WHAT NEEDS TO BE DONE -
What follows is a set of records; repeat all of them exactly.

####################

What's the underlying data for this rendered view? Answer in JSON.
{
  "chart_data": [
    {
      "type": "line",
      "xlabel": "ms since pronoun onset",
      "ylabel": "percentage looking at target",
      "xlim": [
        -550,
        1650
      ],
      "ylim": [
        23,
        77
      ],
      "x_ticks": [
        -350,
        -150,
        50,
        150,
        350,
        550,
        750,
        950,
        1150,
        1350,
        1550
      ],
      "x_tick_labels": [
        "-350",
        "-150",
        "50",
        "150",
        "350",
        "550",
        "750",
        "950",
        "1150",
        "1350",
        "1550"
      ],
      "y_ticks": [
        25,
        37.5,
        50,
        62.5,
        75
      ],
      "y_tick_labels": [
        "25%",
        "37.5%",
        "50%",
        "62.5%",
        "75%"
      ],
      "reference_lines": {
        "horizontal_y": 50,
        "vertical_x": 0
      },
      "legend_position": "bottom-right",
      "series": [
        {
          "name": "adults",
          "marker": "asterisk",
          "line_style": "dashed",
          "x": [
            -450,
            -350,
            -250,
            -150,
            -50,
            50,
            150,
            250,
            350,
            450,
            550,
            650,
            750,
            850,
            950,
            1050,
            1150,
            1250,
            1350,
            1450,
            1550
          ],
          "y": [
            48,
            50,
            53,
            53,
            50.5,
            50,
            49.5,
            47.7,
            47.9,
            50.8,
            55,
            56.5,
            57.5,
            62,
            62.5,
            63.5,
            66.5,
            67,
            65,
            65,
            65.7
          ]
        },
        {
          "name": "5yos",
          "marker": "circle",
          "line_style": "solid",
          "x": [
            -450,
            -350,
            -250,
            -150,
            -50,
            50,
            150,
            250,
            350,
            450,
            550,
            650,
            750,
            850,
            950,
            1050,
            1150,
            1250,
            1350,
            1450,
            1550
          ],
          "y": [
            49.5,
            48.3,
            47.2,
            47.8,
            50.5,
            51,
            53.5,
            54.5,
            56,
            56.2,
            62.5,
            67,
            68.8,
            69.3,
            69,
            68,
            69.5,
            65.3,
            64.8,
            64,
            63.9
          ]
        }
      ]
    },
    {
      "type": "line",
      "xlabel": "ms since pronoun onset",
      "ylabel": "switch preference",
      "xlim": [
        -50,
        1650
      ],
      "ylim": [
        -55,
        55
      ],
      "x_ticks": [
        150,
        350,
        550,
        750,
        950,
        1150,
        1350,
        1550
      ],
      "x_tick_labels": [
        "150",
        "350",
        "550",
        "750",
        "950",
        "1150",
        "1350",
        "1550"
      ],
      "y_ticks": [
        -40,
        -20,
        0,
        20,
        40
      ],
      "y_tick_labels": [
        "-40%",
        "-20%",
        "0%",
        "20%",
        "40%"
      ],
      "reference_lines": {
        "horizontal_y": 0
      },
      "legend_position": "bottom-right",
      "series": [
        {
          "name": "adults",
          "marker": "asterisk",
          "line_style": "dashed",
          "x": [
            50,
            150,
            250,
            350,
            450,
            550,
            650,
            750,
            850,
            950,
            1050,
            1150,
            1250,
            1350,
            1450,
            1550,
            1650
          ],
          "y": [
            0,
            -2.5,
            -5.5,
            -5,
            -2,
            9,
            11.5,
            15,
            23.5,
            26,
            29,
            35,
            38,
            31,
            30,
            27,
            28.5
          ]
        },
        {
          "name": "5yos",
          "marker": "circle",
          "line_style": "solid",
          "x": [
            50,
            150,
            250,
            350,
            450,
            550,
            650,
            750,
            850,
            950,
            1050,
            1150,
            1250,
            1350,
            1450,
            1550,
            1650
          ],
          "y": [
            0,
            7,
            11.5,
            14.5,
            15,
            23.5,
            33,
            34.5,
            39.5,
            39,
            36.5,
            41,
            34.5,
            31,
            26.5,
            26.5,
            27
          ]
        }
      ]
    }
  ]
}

####################

RESULT FOR THIS TASK -
What's the underlying data for this rendered view? Answer in JSON.
{
  "chart_data": [
    {
      "type": "line",
      "xlabel": "ms since pronoun onset",
      "ylabel": "percentage looking at target",
      "xlim": [
        -550,
        1650
      ],
      "ylim": [
        23,
        77
      ],
      "x_ticks": [
        -350,
        -150,
        50,
        150,
        350,
        550,
        750,
        950,
        1150,
        1350,
        1550
      ],
      "x_tick_labels": [
        "-350",
        "-150",
        "50",
        "150",
        "350",
        "550",
        "750",
        "950",
        "1150",
        "1350",
        "1550"
      ],
      "y_ticks": [
        25,
        37.5,
        50,
        62.5,
        75
      ],
      "y_tick_labels": [
        "25%",
        "37.5%",
        "50%",
        "62.5%",
        "75%"
      ],
      "reference_lines": {
        "horizontal_y": 50,
        "vertical_x": 0
      },
      "legend_position": "bottom-right",
      "series": [
        {
          "name": "adults",
          "marker": "asterisk",
          "line_style": "dashed",
          "x": [
            -450,
            -350,
            -250,
            -150,
            -50,
            50,
            150,
            250,
            350,
            450,
            550,
            650,
            750,
            850,
            950,
            1050,
            1150,
            1250,
            1350,
            1450,
            1550
          ],
          "y": [
            48,
            50,
            53,
            53,
            50.5,
            50,
            49.5,
            47.7,
            47.9,
            50.8,
            55,
            56.5,
            57.5,
            62,
            62.5,
            63.5,
            66.5,
            67,
            65,
            65,
            65.7
          ]
        },
        {
          "name": "5yos",
          "marker": "circle",
          "line_style": "solid",
          "x": [
            -450,
            -350,
            -250,
            -150,
            -50,
            50,
            150,
            250,
            350,
            450,
            550,
            650,
            750,
            850,
            950,
            1050,
            1150,
            1250,
            1350,
            1450,
            1550
          ],
          "y": [
            49.5,
            48.3,
            47.2,
            47.8,
            50.5,
            51,
            53.5,
            54.5,
            56,
            56.2,
            62.5,
            67,
            68.8,
            69.3,
            69,
            68,
            69.5,
            65.3,
            64.8,
            64,
            63.9
          ]
        }
      ]
    },
    {
      "type": "line",
      "xlabel": "ms since pronoun onset",
      "ylabel": "switch preference",
      "xlim": [
        -50,
        1650
      ],
      "ylim": [
        -55,
        55
      ],
      "x_ticks": [
        150,
        350,
        550,
        750,
        950,
        1150,
        1350,
        1550
      ],
      "x_tick_labels": [
        "150",
        "350",
        "550",
        "750",
        "950",
        "1150",
        "1350",
        "1550"
      ],
      "y_ticks": [
        -40,
        -20,
        0,
        20,
        40
      ],
      "y_tick_labels": [
        "-40%",
        "-20%",
        "0%",
        "20%",
        "40%"
      ],
      "reference_lines": {
        "horizontal_y": 0
      },
      "legend_position": "bottom-right",
      "series": [
        {
          "name": "adults",
          "marker": "asterisk",
          "line_style": "dashed",
          "x": [
            50,
            150,
            250,
            350,
            450,
            550,
            650,
            750,
            850,
            950,
            1050,
            1150,
            1250,
            1350,
            1450,
            1550,
            1650
          ],
          "y": [
            0,
            -2.5,
            -5.5,
            -5,
            -2,
            9,
            11.5,
            15,
            23.5,
            26,
            29,
            35,
            38,
            31,
            30,
            27,
            28.5
          ]
        },
        {
          "name": "5yos",
          "marker": "circle",
          "line_style": "solid",
          "x": [
            50,
            150,
            250,
            350,
            450,
            550,
            650,
            750,
            850,
            950,
            1050,
            1150,
            1250,
            1350,
            1450,
            1550,
            1650
          ],
          "y": [
            0,
            7,
            11.5,
            14.5,
            15,
            23.5,
            33,
            34.5,
            39.5,
            39,
            36.5,
            41,
            34.5,
            31,
            26.5,
            26.5,
            27
          ]
        }
      ]
    }
  ]
}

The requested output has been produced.